• THE REQUEST:
Put each line of the material below into a JSON list of strings, one string per line, leaving out any blank lines. Start at the beginning of the material and stop after the line containing "heatmap-cell [675, 166, 684, 176]", including that line.

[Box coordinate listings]

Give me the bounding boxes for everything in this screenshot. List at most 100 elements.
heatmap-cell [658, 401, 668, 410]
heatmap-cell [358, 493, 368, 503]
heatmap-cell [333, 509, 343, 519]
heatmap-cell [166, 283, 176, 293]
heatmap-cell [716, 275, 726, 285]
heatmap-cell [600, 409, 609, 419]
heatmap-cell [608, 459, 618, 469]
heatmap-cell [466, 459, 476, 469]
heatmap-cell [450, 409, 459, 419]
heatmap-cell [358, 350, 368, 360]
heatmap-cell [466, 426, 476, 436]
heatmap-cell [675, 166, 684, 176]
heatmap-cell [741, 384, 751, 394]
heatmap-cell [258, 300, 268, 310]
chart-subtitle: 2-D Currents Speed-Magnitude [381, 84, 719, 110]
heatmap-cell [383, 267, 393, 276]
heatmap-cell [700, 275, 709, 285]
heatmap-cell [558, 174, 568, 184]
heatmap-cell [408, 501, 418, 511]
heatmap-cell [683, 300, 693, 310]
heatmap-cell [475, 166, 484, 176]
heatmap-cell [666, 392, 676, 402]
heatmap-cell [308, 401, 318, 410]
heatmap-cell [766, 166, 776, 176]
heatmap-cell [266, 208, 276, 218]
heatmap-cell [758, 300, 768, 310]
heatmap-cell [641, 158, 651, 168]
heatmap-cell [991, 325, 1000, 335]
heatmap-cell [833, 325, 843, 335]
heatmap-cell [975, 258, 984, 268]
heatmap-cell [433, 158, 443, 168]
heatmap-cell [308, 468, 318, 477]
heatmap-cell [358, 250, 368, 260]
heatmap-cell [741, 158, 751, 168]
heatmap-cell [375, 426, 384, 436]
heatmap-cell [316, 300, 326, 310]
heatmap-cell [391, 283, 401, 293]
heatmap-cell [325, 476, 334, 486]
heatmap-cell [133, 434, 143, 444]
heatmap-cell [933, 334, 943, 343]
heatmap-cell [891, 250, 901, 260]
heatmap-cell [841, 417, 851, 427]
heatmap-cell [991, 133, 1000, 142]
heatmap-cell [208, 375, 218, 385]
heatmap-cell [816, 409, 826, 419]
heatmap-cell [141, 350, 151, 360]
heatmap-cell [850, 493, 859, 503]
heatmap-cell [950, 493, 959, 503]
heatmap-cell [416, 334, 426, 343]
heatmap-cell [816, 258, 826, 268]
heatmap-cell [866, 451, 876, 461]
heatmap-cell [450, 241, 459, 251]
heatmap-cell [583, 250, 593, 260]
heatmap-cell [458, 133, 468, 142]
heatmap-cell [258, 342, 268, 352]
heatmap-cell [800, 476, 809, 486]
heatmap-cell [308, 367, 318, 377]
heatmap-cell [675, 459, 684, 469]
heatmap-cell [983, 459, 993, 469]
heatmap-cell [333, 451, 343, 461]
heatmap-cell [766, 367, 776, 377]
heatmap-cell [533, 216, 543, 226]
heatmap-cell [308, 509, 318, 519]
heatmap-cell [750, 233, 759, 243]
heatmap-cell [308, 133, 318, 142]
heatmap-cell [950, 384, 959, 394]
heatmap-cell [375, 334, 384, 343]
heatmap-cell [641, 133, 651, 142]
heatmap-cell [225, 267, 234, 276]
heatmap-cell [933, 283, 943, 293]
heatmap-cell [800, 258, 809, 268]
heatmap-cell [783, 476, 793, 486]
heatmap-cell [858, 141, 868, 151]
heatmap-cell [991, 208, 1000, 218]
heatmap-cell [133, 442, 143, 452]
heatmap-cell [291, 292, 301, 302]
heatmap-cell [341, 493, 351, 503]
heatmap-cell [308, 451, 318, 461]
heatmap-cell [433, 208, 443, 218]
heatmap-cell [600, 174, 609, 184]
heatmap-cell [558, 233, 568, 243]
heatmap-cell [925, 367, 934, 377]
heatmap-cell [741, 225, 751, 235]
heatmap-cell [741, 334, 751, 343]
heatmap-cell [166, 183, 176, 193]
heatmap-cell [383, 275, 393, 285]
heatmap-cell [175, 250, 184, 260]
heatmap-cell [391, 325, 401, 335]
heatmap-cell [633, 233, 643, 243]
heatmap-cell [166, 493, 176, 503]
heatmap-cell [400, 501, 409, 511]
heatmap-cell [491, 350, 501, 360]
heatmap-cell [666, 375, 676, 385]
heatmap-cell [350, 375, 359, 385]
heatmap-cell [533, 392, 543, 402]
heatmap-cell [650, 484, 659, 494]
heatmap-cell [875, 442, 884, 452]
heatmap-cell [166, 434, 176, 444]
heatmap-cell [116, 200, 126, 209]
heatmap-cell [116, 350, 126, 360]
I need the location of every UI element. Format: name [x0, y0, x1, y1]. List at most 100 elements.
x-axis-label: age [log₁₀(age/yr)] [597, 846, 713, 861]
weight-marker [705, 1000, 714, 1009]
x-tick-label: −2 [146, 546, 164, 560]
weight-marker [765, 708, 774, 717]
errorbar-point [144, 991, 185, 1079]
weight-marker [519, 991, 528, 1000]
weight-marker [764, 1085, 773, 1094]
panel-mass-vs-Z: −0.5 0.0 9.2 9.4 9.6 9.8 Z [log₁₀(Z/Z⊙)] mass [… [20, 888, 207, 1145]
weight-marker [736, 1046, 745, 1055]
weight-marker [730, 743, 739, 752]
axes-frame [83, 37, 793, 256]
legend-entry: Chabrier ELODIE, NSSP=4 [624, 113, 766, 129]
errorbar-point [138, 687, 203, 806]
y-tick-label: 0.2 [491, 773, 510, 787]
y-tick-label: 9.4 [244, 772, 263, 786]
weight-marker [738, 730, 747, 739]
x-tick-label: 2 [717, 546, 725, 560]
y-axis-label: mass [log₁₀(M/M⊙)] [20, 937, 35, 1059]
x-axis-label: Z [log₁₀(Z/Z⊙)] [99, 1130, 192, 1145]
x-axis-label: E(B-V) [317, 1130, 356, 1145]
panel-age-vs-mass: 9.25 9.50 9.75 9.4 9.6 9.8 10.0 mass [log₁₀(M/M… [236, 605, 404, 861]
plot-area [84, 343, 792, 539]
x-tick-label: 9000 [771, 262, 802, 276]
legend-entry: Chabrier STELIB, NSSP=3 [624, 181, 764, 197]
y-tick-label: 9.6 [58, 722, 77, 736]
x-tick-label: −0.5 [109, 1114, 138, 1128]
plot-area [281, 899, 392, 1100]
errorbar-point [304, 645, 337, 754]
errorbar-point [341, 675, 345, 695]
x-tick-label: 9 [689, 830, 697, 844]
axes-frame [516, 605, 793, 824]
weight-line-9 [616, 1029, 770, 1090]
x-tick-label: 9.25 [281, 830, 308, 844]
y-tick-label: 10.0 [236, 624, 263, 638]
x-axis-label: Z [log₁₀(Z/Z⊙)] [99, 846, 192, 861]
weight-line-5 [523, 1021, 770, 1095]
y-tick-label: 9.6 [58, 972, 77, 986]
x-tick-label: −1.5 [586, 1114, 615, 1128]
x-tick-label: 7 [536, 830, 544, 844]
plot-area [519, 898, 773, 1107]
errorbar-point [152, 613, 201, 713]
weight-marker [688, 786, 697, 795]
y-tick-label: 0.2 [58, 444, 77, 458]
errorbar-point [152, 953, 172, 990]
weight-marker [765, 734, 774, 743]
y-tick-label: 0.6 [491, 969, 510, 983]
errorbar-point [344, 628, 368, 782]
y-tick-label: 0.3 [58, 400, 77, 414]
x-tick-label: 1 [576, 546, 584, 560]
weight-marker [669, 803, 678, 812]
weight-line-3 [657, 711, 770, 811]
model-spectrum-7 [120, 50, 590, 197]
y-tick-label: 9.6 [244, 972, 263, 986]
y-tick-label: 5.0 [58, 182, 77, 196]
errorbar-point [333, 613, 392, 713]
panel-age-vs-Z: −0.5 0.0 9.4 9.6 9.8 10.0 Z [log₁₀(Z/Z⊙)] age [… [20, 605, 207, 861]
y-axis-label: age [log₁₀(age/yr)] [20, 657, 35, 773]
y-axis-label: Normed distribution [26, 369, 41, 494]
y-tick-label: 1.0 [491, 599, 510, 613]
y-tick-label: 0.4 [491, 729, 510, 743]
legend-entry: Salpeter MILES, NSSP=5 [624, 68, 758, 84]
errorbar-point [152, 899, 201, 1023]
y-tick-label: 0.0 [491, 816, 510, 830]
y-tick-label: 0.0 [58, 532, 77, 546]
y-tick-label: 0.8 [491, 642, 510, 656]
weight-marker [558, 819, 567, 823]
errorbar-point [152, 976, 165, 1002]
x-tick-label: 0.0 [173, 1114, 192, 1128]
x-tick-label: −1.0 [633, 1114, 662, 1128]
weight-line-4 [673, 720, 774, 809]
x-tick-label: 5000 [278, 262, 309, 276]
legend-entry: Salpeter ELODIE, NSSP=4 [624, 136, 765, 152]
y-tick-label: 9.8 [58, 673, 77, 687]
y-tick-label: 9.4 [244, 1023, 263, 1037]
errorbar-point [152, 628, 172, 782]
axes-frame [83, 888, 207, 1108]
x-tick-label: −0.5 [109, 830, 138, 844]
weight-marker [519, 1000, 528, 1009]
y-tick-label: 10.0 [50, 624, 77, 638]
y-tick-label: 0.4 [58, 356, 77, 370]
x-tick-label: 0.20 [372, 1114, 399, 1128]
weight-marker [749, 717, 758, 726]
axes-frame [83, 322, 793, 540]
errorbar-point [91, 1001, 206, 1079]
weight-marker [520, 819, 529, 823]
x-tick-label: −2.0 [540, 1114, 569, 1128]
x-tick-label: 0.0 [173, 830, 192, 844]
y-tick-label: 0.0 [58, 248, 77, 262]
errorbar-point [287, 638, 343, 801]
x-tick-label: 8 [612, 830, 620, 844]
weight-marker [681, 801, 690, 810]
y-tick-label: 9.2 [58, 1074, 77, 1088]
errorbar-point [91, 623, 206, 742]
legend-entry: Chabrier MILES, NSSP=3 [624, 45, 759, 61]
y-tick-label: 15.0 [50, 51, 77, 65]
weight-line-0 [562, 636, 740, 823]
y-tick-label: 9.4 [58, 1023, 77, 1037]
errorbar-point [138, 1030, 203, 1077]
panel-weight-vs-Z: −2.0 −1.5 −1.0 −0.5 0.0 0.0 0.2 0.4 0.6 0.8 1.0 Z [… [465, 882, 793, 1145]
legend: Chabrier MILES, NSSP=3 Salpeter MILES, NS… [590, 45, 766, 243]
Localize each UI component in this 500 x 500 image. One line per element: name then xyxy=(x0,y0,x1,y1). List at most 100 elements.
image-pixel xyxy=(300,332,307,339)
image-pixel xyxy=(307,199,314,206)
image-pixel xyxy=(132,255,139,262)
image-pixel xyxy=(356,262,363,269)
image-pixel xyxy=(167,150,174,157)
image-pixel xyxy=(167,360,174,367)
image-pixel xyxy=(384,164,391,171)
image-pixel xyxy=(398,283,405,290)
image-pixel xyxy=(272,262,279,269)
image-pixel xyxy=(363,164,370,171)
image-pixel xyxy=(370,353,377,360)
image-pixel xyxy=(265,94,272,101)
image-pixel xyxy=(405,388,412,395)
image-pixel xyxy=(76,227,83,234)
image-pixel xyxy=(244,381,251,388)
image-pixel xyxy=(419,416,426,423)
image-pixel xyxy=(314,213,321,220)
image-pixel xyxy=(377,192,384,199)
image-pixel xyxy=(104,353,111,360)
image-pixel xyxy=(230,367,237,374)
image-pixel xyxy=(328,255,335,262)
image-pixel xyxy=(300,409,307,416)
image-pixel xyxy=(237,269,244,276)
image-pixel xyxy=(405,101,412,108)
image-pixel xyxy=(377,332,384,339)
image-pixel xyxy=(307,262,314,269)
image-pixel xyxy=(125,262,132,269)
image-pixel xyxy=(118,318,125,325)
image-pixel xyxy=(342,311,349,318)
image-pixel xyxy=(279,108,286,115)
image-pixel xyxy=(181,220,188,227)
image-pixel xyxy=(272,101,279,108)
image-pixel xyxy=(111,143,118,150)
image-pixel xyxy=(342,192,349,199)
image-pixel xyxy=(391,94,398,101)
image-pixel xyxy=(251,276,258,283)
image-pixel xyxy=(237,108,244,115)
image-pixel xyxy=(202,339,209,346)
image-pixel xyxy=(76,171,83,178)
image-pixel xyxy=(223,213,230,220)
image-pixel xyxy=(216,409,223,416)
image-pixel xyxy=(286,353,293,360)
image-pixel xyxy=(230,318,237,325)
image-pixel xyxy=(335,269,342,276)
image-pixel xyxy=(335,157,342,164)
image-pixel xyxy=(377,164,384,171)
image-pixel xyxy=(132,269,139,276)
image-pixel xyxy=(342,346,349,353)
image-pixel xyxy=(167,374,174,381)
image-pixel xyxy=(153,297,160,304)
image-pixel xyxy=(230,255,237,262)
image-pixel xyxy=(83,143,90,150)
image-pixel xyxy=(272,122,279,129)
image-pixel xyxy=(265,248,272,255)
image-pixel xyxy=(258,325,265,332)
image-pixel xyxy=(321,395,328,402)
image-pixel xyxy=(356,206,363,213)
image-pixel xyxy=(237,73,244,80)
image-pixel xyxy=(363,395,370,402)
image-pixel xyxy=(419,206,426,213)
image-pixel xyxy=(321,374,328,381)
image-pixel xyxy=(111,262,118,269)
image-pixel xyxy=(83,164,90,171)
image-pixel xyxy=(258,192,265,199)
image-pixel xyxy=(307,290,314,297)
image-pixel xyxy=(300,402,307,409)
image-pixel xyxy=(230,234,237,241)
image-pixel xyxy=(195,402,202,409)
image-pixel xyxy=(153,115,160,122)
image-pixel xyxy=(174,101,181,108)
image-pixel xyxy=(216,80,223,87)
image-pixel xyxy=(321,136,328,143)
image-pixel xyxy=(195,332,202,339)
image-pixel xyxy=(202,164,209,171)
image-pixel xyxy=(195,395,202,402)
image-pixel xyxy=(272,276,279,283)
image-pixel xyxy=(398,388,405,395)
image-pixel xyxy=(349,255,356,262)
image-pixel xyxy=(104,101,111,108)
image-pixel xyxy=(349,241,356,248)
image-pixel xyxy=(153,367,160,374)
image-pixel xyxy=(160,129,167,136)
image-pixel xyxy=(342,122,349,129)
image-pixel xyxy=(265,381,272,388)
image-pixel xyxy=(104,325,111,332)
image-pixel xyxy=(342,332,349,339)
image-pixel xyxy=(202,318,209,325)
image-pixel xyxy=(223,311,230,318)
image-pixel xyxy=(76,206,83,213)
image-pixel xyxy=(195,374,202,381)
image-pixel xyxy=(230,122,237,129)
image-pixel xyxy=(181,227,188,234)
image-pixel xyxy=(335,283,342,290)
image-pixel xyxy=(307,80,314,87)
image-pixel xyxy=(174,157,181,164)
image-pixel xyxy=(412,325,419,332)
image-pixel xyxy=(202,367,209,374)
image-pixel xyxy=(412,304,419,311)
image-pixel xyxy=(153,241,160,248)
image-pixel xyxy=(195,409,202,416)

• WORKED SOLUTION:
[
  "Give me the bounding boxes for everything in this screenshot. List at most 100 elements.",
  "heatmap-cell [658, 401, 668, 410]",
  "heatmap-cell [358, 493, 368, 503]",
  "heatmap-cell [333, 509, 343, 519]",
  "heatmap-cell [166, 283, 176, 293]",
  "heatmap-cell [716, 275, 726, 285]",
  "heatmap-cell [600, 409, 609, 419]",
  "heatmap-cell [608, 459, 618, 469]",
  "heatmap-cell [466, 459, 476, 469]",
  "heatmap-cell [450, 409, 459, 419]",
  "heatmap-cell [358, 350, 368, 360]",
  "heatmap-cell [466, 426, 476, 436]",
  "heatmap-cell [675, 166, 684, 176]"
]